(Figure collection entries)

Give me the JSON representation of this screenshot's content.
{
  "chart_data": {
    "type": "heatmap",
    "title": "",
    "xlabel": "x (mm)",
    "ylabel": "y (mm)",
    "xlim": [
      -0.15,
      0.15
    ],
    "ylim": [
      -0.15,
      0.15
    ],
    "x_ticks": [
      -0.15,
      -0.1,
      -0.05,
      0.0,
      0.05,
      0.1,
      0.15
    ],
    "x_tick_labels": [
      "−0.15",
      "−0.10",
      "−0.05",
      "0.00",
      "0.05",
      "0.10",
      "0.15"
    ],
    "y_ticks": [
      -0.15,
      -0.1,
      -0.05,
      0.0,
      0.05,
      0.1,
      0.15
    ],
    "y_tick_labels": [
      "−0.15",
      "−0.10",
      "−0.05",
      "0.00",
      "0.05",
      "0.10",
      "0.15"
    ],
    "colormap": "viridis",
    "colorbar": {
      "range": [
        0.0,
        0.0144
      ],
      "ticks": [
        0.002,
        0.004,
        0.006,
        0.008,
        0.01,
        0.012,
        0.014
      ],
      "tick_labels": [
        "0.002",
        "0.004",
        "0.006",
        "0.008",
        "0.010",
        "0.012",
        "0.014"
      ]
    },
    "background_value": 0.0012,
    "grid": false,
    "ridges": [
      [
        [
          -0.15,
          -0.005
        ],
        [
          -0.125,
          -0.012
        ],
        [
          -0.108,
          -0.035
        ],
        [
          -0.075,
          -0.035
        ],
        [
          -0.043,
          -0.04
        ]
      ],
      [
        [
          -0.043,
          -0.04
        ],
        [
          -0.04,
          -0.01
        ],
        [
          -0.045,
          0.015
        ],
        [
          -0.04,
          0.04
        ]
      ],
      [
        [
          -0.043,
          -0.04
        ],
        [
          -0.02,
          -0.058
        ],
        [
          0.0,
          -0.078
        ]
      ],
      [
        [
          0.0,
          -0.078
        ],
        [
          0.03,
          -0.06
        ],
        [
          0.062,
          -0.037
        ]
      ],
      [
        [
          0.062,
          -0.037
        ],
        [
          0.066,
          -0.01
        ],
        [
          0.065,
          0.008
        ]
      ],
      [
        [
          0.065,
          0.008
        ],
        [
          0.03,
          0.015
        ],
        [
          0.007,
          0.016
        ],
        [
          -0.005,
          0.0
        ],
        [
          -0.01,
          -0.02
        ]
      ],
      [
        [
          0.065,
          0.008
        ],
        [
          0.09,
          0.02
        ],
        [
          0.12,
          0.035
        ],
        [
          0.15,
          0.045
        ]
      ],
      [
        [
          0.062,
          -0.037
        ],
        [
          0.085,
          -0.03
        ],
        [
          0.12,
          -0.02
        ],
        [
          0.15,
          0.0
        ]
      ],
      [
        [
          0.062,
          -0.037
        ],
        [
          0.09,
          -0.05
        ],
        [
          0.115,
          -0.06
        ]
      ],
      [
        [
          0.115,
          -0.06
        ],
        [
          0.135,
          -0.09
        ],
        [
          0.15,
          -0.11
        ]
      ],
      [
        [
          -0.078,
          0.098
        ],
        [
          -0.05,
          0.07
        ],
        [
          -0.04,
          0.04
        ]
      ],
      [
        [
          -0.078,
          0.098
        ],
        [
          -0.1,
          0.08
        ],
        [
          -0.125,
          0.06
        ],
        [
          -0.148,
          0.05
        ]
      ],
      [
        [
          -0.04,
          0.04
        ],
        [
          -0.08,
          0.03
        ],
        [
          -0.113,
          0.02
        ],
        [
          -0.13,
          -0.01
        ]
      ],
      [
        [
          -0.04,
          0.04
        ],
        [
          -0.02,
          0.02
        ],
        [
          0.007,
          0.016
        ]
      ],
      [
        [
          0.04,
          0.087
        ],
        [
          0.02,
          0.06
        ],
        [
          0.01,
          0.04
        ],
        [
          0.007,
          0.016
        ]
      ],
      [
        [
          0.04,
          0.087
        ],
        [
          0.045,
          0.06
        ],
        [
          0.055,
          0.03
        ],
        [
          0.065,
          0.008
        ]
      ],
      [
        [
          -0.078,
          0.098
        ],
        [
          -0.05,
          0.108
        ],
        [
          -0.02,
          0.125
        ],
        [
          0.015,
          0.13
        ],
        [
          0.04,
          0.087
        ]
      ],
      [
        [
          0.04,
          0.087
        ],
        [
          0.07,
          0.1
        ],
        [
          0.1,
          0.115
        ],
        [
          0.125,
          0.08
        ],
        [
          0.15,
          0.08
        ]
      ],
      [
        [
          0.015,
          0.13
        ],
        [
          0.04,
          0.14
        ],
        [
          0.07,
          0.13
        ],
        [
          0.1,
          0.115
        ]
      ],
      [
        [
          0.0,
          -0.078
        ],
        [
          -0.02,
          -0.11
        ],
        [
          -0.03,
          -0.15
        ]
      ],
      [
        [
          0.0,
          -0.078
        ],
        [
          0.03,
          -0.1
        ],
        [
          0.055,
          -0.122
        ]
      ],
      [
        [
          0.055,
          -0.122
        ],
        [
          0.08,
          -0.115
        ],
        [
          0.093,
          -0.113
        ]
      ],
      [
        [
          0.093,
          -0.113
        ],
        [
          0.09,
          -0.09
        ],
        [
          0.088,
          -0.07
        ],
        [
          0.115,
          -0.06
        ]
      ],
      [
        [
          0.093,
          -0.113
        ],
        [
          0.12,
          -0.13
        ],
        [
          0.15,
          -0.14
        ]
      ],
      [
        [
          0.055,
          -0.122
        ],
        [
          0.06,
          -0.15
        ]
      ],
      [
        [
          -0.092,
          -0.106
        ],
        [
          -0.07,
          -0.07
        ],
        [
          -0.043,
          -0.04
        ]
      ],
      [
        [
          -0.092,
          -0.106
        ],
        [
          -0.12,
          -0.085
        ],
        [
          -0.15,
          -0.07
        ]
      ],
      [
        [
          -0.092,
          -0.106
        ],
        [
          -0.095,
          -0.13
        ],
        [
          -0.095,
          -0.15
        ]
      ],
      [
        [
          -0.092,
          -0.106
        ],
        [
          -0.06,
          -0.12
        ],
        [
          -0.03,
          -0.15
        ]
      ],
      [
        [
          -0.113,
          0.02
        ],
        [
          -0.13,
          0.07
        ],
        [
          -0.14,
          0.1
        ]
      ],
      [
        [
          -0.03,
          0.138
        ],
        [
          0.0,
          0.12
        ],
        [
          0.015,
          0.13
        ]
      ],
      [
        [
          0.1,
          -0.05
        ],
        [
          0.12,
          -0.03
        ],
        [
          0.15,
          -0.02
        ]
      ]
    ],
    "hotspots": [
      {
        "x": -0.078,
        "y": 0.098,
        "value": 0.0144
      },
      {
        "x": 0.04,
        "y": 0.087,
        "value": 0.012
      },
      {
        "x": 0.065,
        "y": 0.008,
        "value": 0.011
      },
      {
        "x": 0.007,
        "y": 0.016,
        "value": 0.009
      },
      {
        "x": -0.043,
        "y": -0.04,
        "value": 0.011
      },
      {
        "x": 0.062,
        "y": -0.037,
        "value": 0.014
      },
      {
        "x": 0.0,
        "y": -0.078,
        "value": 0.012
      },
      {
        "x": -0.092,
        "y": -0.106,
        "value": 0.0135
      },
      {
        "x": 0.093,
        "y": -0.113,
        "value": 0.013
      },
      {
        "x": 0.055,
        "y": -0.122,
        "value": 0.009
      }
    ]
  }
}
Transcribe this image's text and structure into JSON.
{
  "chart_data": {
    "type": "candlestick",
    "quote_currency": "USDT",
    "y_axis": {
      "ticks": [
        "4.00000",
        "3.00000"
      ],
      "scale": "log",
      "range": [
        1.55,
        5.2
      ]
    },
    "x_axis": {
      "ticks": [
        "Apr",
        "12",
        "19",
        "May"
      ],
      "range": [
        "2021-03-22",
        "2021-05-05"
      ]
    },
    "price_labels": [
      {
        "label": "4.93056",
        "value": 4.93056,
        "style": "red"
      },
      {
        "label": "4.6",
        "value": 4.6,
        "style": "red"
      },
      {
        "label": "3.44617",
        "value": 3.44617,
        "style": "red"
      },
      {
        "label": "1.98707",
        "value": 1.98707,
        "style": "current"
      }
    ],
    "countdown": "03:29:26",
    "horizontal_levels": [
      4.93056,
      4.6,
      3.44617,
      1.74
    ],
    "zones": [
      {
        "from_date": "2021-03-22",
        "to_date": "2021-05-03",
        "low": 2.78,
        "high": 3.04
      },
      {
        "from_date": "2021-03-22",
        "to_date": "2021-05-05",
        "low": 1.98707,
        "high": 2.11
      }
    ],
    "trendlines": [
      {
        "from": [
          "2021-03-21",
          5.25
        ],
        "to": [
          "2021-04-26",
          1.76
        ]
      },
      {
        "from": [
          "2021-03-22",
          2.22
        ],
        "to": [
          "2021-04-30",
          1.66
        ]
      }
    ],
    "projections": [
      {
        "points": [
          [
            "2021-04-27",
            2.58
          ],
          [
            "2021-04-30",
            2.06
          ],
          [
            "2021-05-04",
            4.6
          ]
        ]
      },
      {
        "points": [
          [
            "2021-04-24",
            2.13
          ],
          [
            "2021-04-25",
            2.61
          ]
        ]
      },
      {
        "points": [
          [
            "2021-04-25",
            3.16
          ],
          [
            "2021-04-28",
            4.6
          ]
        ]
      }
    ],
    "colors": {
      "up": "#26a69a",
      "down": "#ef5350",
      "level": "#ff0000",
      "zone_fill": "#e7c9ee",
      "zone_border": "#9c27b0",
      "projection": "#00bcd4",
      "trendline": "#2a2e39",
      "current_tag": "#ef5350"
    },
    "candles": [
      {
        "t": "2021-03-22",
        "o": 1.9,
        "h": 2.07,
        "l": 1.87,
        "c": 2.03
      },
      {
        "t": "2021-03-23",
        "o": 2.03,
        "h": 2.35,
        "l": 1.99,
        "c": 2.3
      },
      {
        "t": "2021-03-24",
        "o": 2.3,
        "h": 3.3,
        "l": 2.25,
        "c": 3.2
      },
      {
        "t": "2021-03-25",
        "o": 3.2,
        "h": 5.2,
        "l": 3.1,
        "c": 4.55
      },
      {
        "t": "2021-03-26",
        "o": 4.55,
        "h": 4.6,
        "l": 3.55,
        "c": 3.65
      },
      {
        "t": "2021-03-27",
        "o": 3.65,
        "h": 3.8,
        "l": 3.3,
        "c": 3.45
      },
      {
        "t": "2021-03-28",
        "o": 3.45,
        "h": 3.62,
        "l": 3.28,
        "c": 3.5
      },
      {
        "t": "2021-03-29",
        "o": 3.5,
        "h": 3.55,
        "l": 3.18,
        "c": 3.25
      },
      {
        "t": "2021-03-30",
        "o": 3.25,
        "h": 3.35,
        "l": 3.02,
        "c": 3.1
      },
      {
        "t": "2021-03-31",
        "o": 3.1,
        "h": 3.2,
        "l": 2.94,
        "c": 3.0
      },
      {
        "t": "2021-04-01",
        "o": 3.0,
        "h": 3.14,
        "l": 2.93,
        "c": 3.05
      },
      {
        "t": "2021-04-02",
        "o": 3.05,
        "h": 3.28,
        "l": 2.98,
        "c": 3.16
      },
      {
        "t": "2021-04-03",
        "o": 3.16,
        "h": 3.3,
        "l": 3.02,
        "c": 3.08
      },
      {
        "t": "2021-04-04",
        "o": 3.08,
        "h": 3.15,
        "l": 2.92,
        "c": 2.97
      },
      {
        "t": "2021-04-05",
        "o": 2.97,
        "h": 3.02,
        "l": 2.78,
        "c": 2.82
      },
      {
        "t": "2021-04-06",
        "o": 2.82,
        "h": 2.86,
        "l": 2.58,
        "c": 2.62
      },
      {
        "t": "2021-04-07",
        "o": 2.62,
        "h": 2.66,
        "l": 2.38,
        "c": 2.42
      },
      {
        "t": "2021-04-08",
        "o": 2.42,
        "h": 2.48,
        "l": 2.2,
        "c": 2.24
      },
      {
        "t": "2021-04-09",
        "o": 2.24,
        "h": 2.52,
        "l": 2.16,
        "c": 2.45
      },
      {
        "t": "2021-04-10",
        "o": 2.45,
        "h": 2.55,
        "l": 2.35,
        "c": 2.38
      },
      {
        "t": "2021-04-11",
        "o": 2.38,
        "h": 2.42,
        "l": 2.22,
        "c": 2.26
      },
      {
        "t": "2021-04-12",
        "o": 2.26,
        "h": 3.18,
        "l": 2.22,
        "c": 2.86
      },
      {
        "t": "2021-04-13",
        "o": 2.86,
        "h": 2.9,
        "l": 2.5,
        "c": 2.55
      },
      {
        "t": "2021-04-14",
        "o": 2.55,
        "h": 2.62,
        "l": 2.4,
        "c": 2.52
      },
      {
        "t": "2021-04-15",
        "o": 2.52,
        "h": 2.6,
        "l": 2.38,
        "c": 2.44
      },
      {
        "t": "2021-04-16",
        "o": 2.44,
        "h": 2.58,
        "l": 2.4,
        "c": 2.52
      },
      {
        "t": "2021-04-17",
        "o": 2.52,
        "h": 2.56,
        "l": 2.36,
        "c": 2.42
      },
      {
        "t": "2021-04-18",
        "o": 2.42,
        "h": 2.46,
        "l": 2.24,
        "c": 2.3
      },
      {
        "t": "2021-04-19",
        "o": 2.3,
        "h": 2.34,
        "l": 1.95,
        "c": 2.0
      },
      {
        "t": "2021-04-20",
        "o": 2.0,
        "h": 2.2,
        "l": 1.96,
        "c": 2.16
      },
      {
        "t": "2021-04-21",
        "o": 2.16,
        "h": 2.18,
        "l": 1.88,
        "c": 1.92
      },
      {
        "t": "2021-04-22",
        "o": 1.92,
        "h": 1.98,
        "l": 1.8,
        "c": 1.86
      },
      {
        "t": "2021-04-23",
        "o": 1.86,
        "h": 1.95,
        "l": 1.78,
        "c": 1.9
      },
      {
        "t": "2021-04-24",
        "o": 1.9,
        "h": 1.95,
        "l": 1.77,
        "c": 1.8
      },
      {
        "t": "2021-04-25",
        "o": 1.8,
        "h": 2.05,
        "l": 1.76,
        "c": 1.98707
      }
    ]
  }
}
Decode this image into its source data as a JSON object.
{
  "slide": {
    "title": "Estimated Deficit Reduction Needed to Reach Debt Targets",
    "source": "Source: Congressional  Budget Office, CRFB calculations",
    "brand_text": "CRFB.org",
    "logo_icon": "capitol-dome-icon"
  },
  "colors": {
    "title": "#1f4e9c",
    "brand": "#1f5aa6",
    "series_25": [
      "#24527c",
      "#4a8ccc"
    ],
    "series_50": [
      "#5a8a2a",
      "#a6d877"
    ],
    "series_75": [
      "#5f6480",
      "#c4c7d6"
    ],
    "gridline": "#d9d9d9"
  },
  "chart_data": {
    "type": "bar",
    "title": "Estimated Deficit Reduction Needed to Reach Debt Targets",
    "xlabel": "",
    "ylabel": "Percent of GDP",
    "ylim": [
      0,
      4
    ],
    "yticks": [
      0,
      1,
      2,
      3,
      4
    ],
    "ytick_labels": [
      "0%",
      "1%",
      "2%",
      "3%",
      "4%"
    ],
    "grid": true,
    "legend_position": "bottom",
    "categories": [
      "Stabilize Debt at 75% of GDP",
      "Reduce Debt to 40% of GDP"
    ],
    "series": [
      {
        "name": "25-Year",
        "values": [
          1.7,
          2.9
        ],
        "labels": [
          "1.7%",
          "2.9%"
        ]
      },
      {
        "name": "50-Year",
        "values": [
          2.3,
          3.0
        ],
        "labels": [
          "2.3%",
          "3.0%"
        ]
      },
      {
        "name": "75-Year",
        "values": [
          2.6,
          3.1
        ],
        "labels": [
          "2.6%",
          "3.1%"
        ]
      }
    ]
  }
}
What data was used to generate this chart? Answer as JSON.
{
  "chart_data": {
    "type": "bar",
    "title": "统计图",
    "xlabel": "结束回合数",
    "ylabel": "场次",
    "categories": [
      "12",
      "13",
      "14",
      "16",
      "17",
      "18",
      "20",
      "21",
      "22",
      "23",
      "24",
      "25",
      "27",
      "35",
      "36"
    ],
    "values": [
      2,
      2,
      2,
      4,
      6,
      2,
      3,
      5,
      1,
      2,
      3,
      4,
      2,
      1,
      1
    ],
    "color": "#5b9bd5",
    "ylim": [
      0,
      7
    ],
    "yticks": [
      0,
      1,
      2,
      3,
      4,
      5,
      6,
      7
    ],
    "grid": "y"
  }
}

### STATED TASK
Set down exactly what runs from the line with "What data was" to the last line of the data above, including both of those lines and no others.

### WRITTEN ANSWER
What data was used to generate this chart? Answer as JSON.
{
  "chart_data": {
    "type": "bar",
    "title": "统计图",
    "xlabel": "结束回合数",
    "ylabel": "场次",
    "categories": [
      "12",
      "13",
      "14",
      "16",
      "17",
      "18",
      "20",
      "21",
      "22",
      "23",
      "24",
      "25",
      "27",
      "35",
      "36"
    ],
    "values": [
      2,
      2,
      2,
      4,
      6,
      2,
      3,
      5,
      1,
      2,
      3,
      4,
      2,
      1,
      1
    ],
    "color": "#5b9bd5",
    "ylim": [
      0,
      7
    ],
    "yticks": [
      0,
      1,
      2,
      3,
      4,
      5,
      6,
      7
    ],
    "grid": "y"
  }
}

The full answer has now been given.